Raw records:
--- Begin ---
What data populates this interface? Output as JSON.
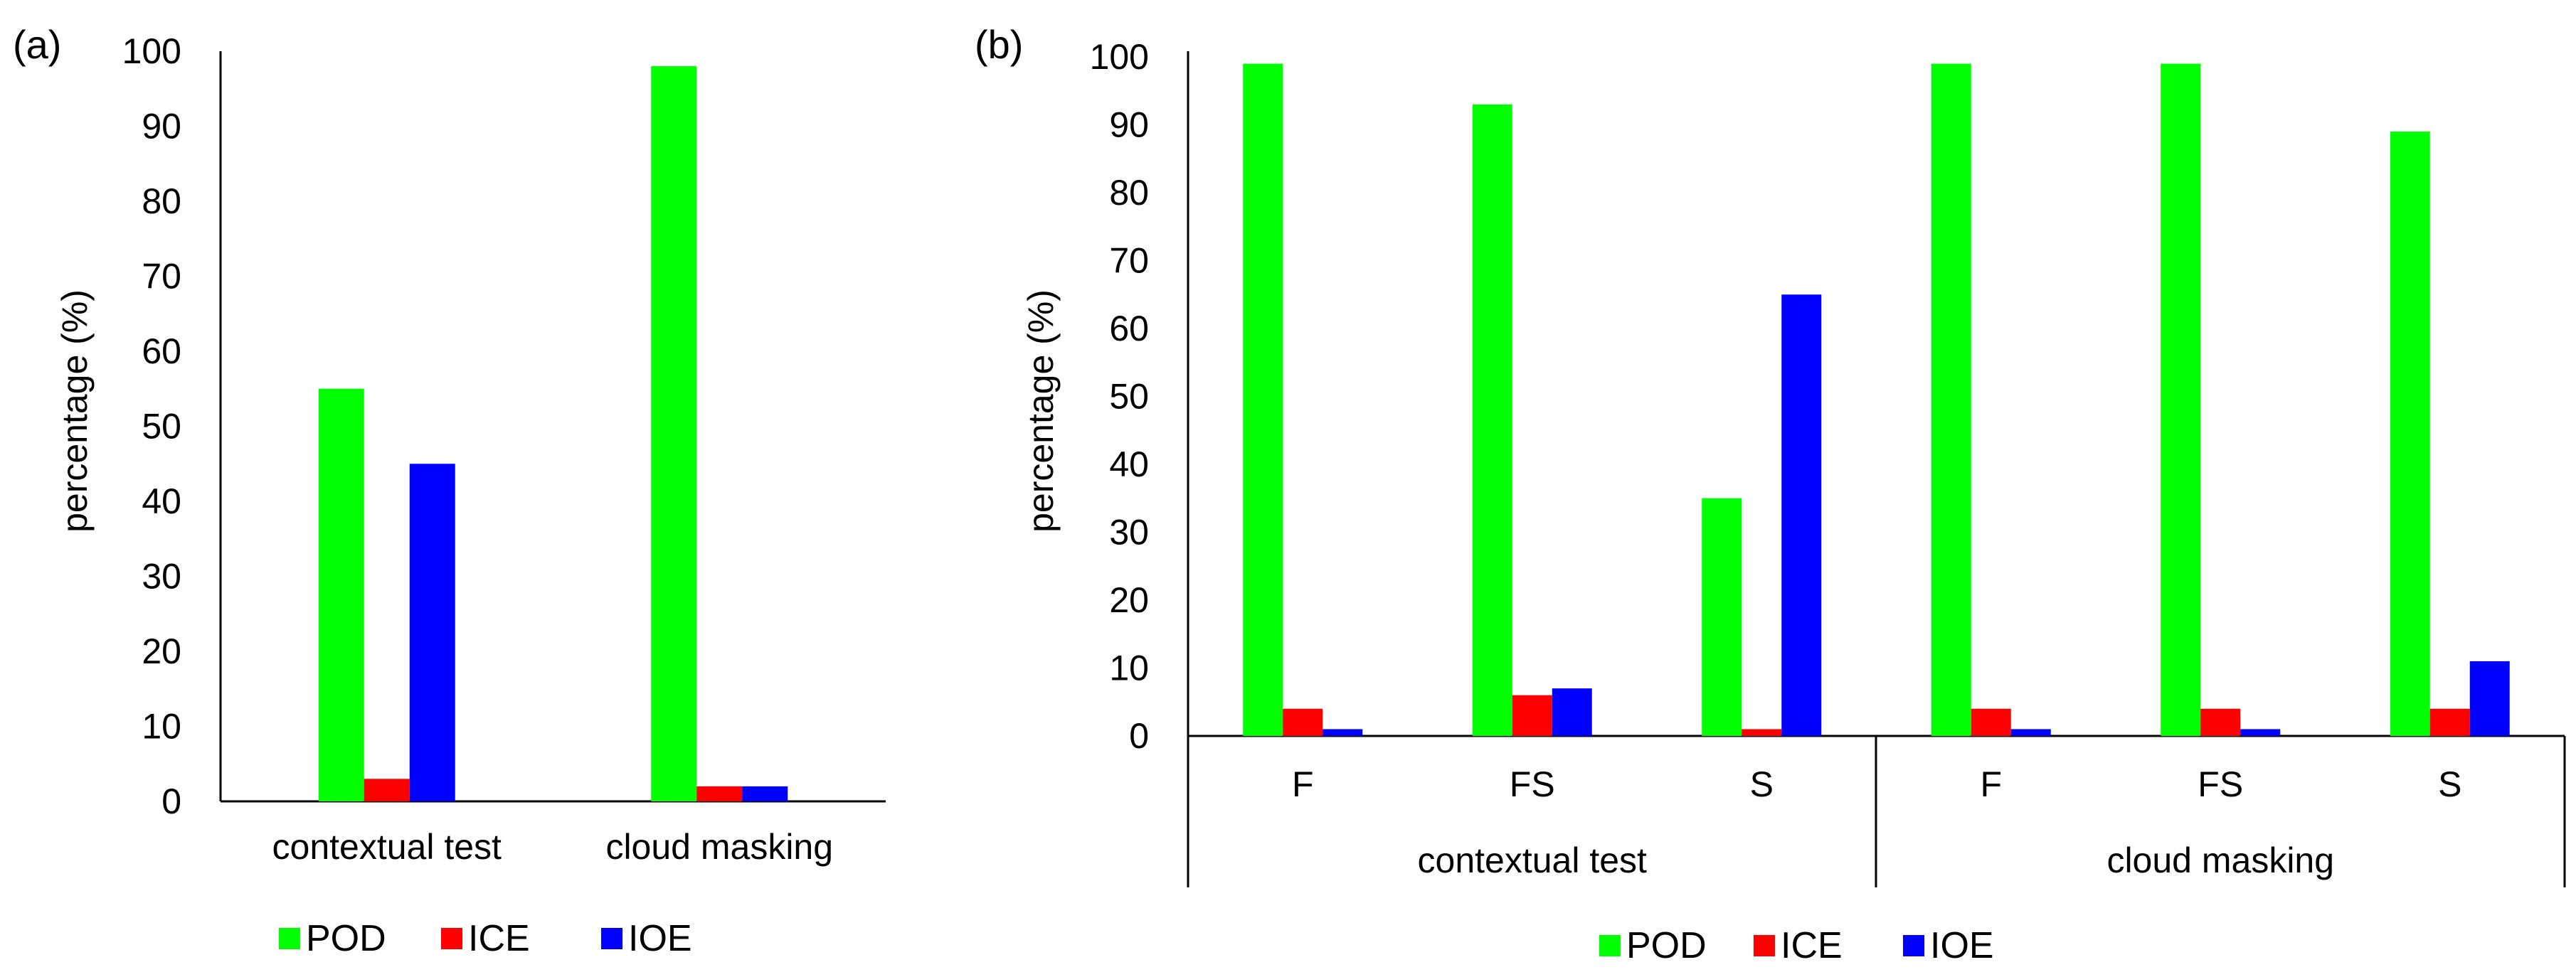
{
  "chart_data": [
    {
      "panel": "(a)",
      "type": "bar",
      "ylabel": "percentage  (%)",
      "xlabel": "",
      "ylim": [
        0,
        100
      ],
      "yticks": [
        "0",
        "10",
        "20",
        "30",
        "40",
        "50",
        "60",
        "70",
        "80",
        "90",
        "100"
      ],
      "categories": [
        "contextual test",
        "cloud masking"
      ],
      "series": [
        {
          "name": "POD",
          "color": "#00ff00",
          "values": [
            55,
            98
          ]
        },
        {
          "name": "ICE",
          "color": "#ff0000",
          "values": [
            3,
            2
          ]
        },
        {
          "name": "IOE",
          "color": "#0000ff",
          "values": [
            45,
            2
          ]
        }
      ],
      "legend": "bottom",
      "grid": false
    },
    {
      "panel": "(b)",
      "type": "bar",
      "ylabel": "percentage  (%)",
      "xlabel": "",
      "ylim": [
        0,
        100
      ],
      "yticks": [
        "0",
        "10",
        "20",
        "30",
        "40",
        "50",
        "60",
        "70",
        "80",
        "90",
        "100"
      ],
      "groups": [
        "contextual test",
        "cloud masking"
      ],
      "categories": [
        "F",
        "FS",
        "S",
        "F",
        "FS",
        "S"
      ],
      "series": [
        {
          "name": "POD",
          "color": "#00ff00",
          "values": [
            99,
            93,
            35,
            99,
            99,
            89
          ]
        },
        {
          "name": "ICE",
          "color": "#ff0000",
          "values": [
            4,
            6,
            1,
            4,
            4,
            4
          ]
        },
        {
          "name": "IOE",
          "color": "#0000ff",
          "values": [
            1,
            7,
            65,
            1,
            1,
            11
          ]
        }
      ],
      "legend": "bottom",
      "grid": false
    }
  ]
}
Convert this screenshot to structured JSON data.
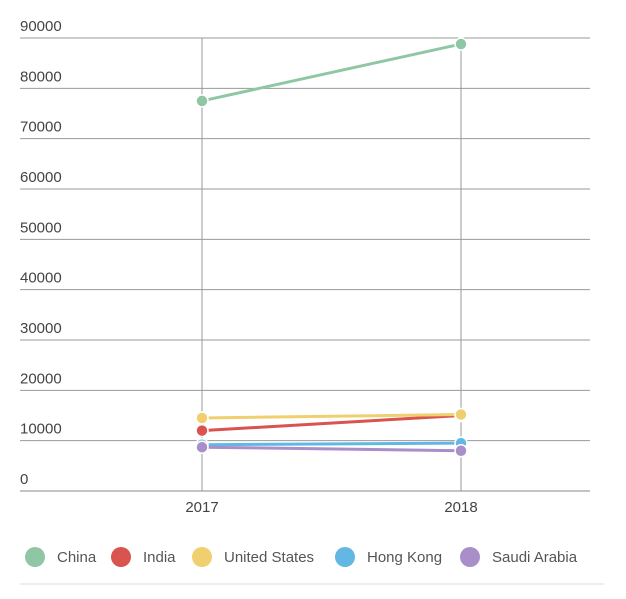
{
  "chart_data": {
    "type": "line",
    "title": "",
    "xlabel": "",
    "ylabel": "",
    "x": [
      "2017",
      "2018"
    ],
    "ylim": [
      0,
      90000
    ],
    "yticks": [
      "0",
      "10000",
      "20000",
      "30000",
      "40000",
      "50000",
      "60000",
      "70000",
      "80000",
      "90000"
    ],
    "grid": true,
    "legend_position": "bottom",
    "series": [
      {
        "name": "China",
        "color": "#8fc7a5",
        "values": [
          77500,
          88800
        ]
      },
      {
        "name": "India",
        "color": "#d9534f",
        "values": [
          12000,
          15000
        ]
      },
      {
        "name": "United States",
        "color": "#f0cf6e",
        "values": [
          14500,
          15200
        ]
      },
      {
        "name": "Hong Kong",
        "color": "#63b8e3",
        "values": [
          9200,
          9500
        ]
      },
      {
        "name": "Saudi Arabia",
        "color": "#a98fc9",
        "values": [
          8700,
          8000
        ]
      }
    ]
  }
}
--- End ---
BRIEF: Check the data for the word "name" and pull out the lines that have it.

ANSWER TO THIS EXERCISE:
          "name": "POD",
          "name": "ICE",
          "name": "IOE",
          "name": "POD",
          "name": "ICE",
          "name": "IOE",
        "name": "China",
        "name": "India",
        "name": "United States",
        "name": "Hong Kong",
        "name": "Saudi Arabia",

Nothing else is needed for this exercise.